Listed entries -

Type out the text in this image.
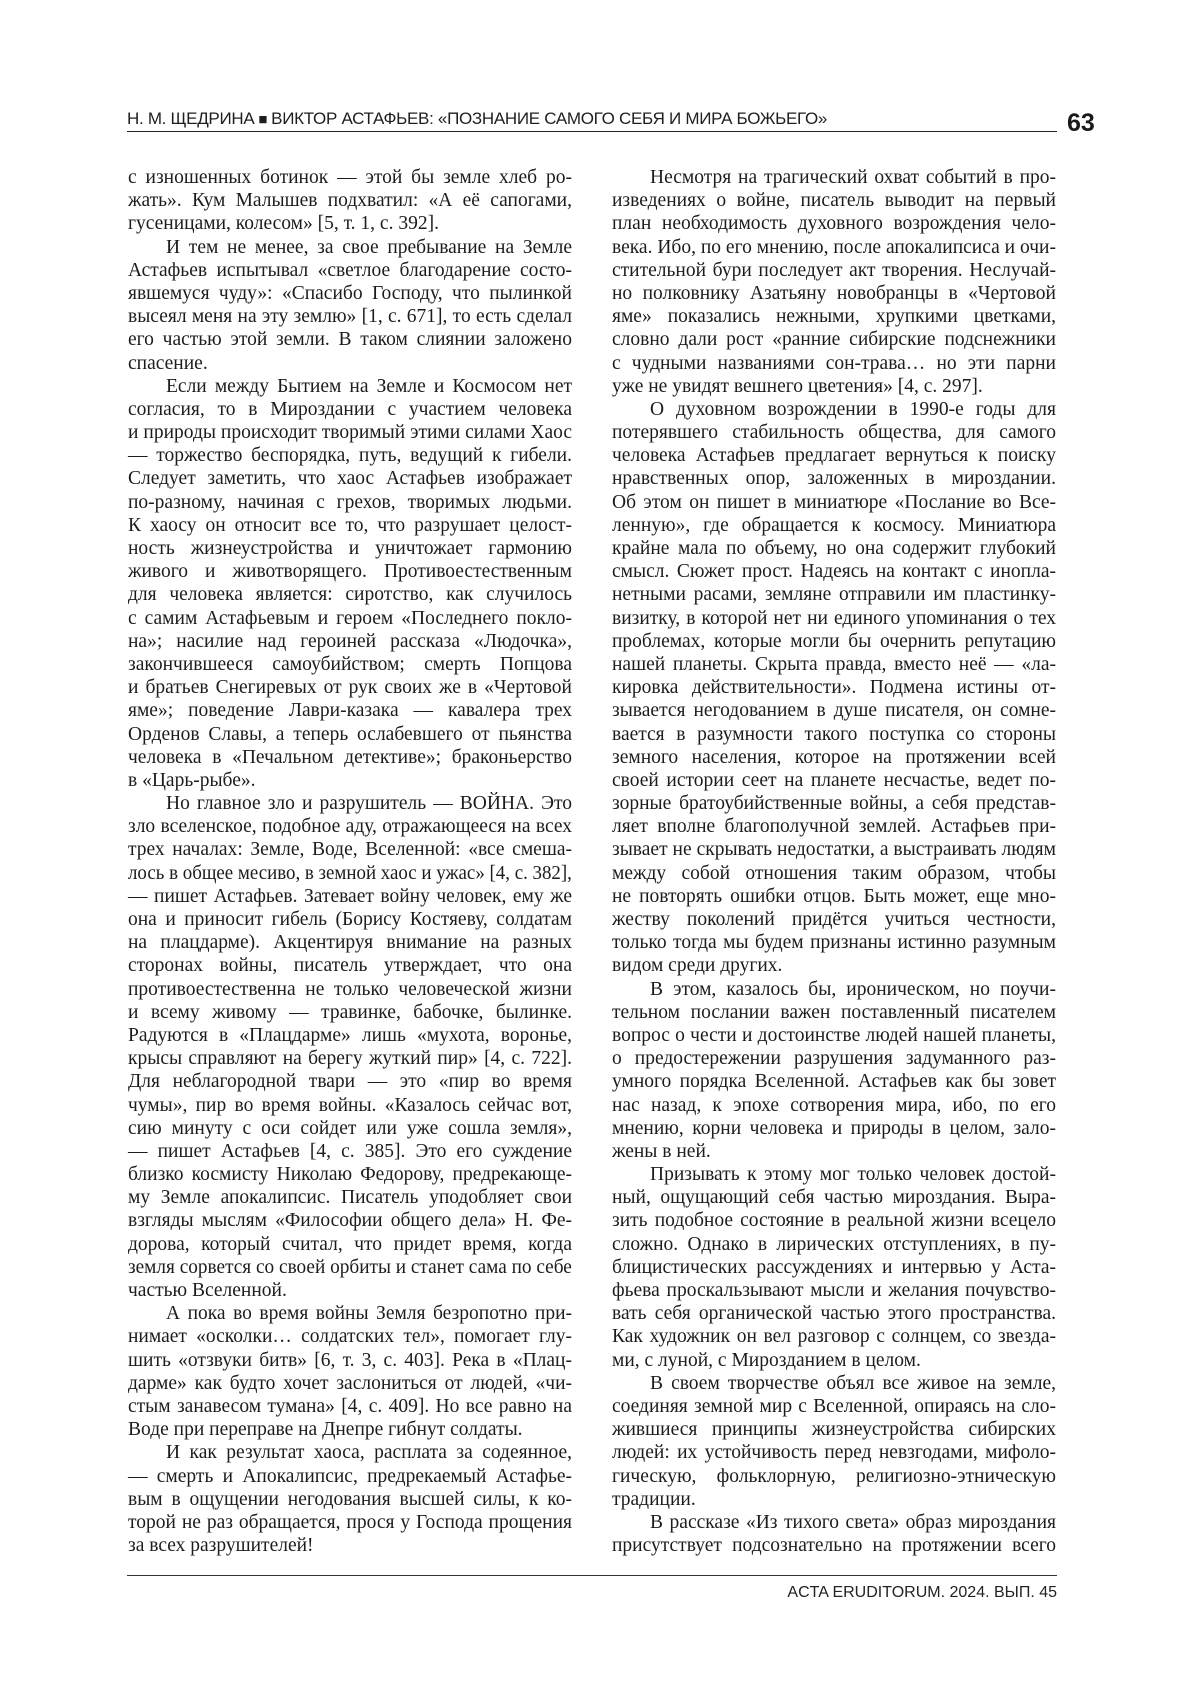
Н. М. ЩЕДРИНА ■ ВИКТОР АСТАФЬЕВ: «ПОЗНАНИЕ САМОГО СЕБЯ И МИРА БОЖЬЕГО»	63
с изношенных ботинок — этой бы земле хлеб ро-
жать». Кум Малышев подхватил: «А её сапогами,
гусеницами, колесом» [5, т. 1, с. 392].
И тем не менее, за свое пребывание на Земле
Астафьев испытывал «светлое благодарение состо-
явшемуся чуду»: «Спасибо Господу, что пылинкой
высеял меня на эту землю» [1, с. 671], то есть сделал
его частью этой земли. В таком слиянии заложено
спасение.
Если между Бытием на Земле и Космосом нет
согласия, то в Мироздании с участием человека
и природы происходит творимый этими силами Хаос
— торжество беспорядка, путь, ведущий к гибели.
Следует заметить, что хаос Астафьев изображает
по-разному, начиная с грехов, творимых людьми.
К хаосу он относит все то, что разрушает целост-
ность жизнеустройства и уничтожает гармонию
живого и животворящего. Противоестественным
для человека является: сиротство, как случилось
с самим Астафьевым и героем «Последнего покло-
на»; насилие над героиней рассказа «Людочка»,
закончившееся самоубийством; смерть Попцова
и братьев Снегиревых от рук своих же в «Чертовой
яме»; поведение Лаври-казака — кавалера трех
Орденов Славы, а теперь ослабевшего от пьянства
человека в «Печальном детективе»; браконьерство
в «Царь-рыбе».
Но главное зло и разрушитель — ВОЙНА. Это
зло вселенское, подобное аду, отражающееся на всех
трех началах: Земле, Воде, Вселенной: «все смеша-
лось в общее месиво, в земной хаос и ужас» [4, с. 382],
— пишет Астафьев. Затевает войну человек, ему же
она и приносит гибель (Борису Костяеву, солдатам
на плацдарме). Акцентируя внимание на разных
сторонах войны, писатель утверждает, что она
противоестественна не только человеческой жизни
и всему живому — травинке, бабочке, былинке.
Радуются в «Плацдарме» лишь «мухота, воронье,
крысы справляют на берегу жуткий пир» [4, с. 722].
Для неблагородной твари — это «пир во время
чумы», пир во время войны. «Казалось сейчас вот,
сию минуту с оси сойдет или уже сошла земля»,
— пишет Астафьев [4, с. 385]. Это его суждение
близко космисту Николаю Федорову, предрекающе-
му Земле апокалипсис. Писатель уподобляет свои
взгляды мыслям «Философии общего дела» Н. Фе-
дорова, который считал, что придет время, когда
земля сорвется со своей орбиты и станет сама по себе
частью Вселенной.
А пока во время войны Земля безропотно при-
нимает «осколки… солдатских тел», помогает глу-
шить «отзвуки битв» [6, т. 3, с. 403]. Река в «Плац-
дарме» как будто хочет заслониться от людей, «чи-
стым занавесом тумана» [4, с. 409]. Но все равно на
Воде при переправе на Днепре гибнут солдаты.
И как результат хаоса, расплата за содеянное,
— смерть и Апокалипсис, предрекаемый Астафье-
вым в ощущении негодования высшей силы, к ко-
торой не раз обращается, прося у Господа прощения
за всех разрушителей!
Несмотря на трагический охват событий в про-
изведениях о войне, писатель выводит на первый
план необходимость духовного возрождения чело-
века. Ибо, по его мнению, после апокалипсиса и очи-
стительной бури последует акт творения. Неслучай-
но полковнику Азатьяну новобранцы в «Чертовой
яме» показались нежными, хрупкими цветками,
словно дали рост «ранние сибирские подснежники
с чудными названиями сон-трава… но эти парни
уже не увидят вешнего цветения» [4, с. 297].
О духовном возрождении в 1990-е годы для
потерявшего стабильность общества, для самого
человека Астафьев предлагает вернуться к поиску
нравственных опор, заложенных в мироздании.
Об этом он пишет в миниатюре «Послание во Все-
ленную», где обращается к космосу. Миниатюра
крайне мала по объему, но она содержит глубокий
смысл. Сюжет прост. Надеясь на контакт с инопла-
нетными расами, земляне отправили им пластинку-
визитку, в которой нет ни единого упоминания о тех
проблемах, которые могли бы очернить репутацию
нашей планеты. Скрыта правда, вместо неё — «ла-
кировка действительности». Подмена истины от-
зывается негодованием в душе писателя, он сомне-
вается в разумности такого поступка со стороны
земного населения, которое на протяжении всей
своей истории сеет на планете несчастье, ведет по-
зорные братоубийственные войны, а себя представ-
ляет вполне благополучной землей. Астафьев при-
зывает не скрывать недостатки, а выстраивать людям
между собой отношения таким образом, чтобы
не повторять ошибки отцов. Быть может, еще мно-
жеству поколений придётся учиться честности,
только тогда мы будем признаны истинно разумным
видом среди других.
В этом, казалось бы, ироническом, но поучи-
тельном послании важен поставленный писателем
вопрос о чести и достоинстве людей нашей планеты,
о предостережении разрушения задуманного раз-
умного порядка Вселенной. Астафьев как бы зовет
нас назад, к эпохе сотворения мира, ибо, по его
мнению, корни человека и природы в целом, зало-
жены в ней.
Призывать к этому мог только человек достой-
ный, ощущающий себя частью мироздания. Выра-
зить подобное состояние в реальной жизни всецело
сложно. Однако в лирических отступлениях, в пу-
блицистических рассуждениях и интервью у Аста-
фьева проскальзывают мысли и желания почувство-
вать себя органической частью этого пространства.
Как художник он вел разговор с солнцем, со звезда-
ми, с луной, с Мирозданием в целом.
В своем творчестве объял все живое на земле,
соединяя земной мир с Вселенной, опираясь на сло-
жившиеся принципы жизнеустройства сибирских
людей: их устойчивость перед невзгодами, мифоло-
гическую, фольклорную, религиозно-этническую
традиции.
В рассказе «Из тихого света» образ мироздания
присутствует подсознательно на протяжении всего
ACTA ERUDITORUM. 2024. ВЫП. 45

Written problem -
The string "человека" may appear in lines of the listing above; tally those lines and give the number only.

Written response -
5